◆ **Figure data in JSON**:

==================================================

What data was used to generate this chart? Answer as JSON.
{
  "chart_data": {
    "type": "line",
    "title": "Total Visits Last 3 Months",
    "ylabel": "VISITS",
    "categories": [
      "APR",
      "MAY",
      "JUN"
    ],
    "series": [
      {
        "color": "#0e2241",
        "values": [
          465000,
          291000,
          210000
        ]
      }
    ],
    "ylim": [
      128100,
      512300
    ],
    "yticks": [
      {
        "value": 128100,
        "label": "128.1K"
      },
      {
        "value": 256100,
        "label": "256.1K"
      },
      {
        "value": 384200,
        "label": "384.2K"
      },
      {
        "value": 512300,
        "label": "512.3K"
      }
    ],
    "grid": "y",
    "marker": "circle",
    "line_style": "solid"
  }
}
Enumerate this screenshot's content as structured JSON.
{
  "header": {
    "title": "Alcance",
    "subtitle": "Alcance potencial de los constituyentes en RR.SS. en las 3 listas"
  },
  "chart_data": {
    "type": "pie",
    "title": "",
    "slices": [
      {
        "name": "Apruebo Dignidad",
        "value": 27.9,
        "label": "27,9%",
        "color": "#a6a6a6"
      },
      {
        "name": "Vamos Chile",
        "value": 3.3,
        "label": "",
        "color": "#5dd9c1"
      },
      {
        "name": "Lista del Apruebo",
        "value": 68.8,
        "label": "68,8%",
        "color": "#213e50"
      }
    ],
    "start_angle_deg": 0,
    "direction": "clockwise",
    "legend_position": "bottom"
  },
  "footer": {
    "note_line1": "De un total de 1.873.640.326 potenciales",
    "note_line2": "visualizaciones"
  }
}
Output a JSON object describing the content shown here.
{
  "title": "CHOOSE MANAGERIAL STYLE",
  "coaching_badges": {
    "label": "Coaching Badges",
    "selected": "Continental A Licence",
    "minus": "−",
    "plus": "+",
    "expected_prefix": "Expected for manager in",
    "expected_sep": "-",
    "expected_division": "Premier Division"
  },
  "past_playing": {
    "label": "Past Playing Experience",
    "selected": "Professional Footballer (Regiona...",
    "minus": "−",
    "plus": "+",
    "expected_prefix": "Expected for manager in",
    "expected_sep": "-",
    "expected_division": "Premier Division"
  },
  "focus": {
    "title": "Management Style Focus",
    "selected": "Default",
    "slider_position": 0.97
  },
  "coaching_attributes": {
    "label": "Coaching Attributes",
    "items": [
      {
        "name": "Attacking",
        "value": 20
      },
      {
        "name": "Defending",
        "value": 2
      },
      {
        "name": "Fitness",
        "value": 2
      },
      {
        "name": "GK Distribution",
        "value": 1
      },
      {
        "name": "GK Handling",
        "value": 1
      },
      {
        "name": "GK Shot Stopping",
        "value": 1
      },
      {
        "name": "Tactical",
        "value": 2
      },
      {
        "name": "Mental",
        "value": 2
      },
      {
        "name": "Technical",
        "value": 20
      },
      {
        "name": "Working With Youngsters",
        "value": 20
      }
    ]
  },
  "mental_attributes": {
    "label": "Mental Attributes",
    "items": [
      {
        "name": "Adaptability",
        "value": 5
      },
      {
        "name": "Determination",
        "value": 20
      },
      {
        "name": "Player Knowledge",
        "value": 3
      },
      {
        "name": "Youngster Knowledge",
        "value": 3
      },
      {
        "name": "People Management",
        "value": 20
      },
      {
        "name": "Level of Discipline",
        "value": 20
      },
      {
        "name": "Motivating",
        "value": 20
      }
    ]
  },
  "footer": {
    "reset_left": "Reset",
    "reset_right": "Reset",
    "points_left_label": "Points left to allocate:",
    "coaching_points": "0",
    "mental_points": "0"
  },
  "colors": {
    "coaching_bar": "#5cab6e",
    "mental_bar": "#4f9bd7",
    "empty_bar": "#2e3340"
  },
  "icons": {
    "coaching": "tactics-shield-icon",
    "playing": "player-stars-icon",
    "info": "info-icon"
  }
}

==================================================

◆ **EXERCISE INSTRUCTIONS**: Copy all lines from the listing that contain "this".

◆ **EXERCISE RESULT**:
What data was used to generate this chart? Answer as JSON.
Enumerate this screenshot's content as structured JSON.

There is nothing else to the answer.